**Goal**
Return every record below exactly as written, but leave out the pictures.

**Task input**
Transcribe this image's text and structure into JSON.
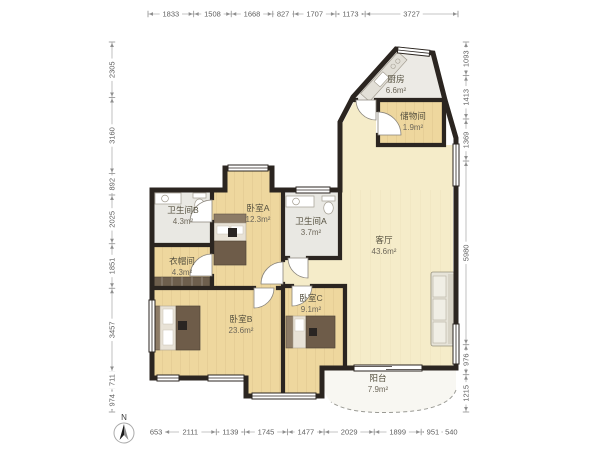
{
  "title": "apartment-floor-plan",
  "compass": {
    "label": "N"
  },
  "rooms": [
    {
      "id": "kitchen",
      "name": "厨房",
      "area": "6.6m²",
      "label_x": 396,
      "label_y": 82
    },
    {
      "id": "storage",
      "name": "储物间",
      "area": "1.9m²",
      "label_x": 413,
      "label_y": 119
    },
    {
      "id": "bath-b",
      "name": "卫生间B",
      "area": "4.3m²",
      "label_x": 183,
      "label_y": 213
    },
    {
      "id": "bedroom-a",
      "name": "卧室A",
      "area": "12.3m²",
      "label_x": 258,
      "label_y": 211
    },
    {
      "id": "bath-a",
      "name": "卫生间A",
      "area": "3.7m²",
      "label_x": 311,
      "label_y": 224
    },
    {
      "id": "living",
      "name": "客厅",
      "area": "43.6m²",
      "label_x": 384,
      "label_y": 243
    },
    {
      "id": "closet",
      "name": "衣帽间",
      "area": "4.3m²",
      "label_x": 182,
      "label_y": 264
    },
    {
      "id": "bedroom-b",
      "name": "卧室B",
      "area": "23.6m²",
      "label_x": 241,
      "label_y": 322
    },
    {
      "id": "bedroom-c",
      "name": "卧室C",
      "area": "9.1m²",
      "label_x": 311,
      "label_y": 301
    },
    {
      "id": "balcony",
      "name": "阳台",
      "area": "7.9m²",
      "label_x": 378,
      "label_y": 381
    }
  ],
  "dimensions": {
    "top": [
      1833,
      1508,
      1668,
      827,
      1707,
      1173,
      3727
    ],
    "bottom": [
      653,
      2111,
      1139,
      1745,
      1477,
      2029,
      1899,
      951,
      540
    ],
    "left": [
      2305,
      3160,
      892,
      2025,
      1851,
      3457,
      711,
      974
    ],
    "right": [
      1093,
      1413,
      1369,
      5980,
      976,
      1215
    ]
  },
  "colors": {
    "wall": "#2b2520",
    "wood_floor": "#eed79e",
    "living_floor": "#f5ecc9",
    "bath_floor": "#e9e8e3",
    "kitchen_floor": "#eceae5",
    "balcony_floor": "#f8f7f2",
    "dim_text": "#5f5f5f",
    "label_text": "#55503f"
  }
}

**Task result**
Transcribe this image's text and structure into JSON.
{
  "title": "apartment-floor-plan",
  "compass": {
    "label": "N"
  },
  "rooms": [
    {
      "id": "kitchen",
      "name": "厨房",
      "area": "6.6m²",
      "label_x": 396,
      "label_y": 82
    },
    {
      "id": "storage",
      "name": "储物间",
      "area": "1.9m²",
      "label_x": 413,
      "label_y": 119
    },
    {
      "id": "bath-b",
      "name": "卫生间B",
      "area": "4.3m²",
      "label_x": 183,
      "label_y": 213
    },
    {
      "id": "bedroom-a",
      "name": "卧室A",
      "area": "12.3m²",
      "label_x": 258,
      "label_y": 211
    },
    {
      "id": "bath-a",
      "name": "卫生间A",
      "area": "3.7m²",
      "label_x": 311,
      "label_y": 224
    },
    {
      "id": "living",
      "name": "客厅",
      "area": "43.6m²",
      "label_x": 384,
      "label_y": 243
    },
    {
      "id": "closet",
      "name": "衣帽间",
      "area": "4.3m²",
      "label_x": 182,
      "label_y": 264
    },
    {
      "id": "bedroom-b",
      "name": "卧室B",
      "area": "23.6m²",
      "label_x": 241,
      "label_y": 322
    },
    {
      "id": "bedroom-c",
      "name": "卧室C",
      "area": "9.1m²",
      "label_x": 311,
      "label_y": 301
    },
    {
      "id": "balcony",
      "name": "阳台",
      "area": "7.9m²",
      "label_x": 378,
      "label_y": 381
    }
  ],
  "dimensions": {
    "top": [
      1833,
      1508,
      1668,
      827,
      1707,
      1173,
      3727
    ],
    "bottom": [
      653,
      2111,
      1139,
      1745,
      1477,
      2029,
      1899,
      951,
      540
    ],
    "left": [
      2305,
      3160,
      892,
      2025,
      1851,
      3457,
      711,
      974
    ],
    "right": [
      1093,
      1413,
      1369,
      5980,
      976,
      1215
    ]
  },
  "colors": {
    "wall": "#2b2520",
    "wood_floor": "#eed79e",
    "living_floor": "#f5ecc9",
    "bath_floor": "#e9e8e3",
    "kitchen_floor": "#eceae5",
    "balcony_floor": "#f8f7f2",
    "dim_text": "#5f5f5f",
    "label_text": "#55503f"
  }
}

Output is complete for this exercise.